Part of a data file
┄┄┄┄┄┄┄┄┄┄┄┄┄┄┄┄┄┄┄┄
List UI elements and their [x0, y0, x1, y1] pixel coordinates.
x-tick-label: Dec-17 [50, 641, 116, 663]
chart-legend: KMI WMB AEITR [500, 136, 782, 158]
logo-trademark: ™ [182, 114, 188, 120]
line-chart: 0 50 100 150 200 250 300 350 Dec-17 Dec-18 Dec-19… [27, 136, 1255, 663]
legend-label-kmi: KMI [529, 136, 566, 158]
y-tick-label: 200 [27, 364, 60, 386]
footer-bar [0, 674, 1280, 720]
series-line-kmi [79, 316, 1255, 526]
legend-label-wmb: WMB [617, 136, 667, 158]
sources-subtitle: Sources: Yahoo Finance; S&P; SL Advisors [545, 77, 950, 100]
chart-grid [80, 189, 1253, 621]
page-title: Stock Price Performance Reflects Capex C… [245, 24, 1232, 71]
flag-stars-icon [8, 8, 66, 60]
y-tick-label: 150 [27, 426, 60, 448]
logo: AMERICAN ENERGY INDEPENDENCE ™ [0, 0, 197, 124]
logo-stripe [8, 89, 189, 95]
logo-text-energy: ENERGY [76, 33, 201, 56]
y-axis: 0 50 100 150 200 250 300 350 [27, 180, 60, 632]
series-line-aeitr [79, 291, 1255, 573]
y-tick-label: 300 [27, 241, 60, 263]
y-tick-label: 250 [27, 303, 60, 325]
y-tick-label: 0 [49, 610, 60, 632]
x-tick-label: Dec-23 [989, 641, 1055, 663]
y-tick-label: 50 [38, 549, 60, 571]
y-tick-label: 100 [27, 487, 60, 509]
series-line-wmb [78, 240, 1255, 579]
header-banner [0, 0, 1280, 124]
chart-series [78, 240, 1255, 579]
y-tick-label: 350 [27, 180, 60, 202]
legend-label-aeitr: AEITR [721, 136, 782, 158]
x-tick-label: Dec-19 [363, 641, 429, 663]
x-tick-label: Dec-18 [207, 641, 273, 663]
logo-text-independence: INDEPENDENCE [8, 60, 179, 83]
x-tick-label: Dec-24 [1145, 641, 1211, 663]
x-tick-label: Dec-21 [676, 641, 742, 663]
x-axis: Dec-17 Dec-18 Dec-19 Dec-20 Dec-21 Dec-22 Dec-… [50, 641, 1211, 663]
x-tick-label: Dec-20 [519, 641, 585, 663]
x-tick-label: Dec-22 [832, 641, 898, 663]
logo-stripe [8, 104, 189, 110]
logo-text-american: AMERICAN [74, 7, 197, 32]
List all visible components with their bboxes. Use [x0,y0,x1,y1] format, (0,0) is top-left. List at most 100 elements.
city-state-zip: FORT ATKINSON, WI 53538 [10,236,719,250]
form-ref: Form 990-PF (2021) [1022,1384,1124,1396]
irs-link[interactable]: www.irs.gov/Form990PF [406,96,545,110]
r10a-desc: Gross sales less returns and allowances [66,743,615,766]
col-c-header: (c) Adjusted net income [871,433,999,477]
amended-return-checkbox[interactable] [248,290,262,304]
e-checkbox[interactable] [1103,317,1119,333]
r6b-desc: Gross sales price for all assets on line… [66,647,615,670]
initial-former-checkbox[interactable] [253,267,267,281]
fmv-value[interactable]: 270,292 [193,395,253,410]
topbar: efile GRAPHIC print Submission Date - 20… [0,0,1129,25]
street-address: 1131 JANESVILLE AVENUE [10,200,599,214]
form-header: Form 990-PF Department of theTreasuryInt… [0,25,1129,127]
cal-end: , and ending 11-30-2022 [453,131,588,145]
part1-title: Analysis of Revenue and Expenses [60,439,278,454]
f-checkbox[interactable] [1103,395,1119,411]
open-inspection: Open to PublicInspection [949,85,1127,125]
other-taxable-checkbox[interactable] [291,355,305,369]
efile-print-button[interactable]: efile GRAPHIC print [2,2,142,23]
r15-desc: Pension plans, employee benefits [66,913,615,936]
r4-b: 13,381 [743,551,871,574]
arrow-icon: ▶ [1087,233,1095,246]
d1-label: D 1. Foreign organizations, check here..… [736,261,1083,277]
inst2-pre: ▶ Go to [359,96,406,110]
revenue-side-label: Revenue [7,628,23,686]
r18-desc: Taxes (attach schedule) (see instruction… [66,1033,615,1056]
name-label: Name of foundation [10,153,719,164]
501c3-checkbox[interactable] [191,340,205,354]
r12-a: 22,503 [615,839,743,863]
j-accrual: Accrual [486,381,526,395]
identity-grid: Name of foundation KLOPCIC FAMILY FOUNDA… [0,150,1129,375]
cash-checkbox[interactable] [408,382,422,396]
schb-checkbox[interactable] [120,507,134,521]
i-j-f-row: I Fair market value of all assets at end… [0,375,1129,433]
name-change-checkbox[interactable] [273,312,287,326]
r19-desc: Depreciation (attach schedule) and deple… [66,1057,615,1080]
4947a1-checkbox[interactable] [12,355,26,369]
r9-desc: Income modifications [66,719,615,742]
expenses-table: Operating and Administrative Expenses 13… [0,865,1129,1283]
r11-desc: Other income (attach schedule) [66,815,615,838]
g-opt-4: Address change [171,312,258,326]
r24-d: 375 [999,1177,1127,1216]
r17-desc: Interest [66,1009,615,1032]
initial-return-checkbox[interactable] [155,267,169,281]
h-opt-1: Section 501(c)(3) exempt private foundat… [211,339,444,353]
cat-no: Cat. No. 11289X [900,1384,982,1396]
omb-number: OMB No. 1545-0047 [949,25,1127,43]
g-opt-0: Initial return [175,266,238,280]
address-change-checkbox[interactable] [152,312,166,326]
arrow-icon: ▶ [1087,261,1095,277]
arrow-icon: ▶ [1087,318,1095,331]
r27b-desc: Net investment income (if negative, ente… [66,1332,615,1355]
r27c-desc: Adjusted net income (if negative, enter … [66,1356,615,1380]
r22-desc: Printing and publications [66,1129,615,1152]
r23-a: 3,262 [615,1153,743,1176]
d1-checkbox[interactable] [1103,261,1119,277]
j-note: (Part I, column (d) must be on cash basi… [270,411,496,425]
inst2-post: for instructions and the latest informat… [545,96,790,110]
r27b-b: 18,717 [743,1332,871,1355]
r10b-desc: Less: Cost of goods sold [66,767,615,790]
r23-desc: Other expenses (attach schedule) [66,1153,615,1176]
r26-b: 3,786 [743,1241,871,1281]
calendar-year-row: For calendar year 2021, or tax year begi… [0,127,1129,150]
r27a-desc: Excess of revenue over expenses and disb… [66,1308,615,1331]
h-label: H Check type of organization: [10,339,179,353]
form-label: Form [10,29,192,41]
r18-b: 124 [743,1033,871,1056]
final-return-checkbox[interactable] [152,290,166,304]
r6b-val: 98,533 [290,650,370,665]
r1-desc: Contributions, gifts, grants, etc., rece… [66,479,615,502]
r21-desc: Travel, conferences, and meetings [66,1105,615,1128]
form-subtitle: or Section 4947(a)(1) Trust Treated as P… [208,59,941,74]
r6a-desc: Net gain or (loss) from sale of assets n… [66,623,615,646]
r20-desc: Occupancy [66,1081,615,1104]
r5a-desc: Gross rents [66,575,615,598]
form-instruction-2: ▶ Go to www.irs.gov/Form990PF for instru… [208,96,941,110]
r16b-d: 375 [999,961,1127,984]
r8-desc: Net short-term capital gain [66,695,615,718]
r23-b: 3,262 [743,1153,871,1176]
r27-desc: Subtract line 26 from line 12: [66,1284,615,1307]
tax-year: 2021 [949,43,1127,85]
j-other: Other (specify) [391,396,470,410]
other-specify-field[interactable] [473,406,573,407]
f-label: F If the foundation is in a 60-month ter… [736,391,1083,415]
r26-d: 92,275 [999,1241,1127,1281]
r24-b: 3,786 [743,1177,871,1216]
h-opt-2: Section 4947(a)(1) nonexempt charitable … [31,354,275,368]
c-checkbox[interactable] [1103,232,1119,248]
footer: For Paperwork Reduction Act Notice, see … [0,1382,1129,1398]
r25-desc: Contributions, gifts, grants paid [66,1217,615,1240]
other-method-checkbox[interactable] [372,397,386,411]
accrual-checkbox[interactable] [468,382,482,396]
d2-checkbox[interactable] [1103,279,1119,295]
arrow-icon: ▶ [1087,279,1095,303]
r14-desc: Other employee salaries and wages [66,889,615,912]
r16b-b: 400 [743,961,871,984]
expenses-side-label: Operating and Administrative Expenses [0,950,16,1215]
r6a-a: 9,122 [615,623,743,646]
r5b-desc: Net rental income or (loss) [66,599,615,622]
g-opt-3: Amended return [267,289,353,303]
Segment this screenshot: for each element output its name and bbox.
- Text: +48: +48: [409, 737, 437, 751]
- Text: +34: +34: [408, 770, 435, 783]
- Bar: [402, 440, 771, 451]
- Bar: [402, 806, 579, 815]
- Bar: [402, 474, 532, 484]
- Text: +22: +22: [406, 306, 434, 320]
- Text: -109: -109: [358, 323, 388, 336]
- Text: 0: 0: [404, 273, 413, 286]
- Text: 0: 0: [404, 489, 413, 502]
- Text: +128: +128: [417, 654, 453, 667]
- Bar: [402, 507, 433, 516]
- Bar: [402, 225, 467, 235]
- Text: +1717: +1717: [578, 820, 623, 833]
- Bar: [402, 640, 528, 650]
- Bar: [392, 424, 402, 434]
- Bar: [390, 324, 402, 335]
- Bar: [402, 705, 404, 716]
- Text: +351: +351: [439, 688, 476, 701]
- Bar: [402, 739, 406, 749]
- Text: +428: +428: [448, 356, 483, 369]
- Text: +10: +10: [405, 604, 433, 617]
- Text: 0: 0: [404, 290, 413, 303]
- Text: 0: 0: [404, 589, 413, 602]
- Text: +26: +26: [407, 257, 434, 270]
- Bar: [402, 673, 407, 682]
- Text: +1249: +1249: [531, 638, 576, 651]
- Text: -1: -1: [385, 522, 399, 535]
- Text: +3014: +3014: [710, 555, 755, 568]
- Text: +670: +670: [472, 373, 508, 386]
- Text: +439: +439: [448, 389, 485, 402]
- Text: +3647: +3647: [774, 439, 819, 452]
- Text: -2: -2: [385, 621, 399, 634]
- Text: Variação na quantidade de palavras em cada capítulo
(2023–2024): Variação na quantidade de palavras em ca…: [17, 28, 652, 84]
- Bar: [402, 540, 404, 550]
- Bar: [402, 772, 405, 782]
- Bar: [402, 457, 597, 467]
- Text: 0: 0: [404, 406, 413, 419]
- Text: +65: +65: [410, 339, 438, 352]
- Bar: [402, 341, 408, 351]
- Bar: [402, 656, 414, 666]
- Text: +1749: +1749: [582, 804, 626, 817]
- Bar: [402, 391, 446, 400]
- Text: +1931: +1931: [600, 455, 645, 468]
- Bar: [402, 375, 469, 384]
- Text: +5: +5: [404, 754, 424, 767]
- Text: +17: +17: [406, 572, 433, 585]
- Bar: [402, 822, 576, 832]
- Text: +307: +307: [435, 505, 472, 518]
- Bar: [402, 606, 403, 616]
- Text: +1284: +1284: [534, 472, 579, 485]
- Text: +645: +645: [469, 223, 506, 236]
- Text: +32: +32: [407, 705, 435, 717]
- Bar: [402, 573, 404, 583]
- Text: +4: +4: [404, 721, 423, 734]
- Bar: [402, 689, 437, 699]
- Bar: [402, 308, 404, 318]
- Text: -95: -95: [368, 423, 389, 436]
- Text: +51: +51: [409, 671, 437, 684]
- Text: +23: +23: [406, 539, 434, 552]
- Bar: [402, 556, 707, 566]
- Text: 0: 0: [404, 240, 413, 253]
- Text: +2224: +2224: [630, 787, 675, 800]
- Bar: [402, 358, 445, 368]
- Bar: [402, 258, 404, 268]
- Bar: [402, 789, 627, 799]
┄┄┄┄┄┄┄┄┄┄┄┄┄┄┄┄┄┄┄┄
Problem: Can you repeat the data from the start through the line with "chart-grid [80, 189, 1253, 621]", renaming "chart-legend" to "legend-box" and leaving everything else as it is?

The solution:
List UI elements and their [x0, y0, x1, y1] pixel coordinates.
x-tick-label: Dec-17 [50, 641, 116, 663]
legend-box: KMI WMB AEITR [500, 136, 782, 158]
logo-trademark: ™ [182, 114, 188, 120]
line-chart: 0 50 100 150 200 250 300 350 Dec-17 Dec-18 Dec-19… [27, 136, 1255, 663]
legend-label-kmi: KMI [529, 136, 566, 158]
y-tick-label: 200 [27, 364, 60, 386]
footer-bar [0, 674, 1280, 720]
series-line-kmi [79, 316, 1255, 526]
legend-label-wmb: WMB [617, 136, 667, 158]
sources-subtitle: Sources: Yahoo Finance; S&P; SL Advisors [545, 77, 950, 100]
chart-grid [80, 189, 1253, 621]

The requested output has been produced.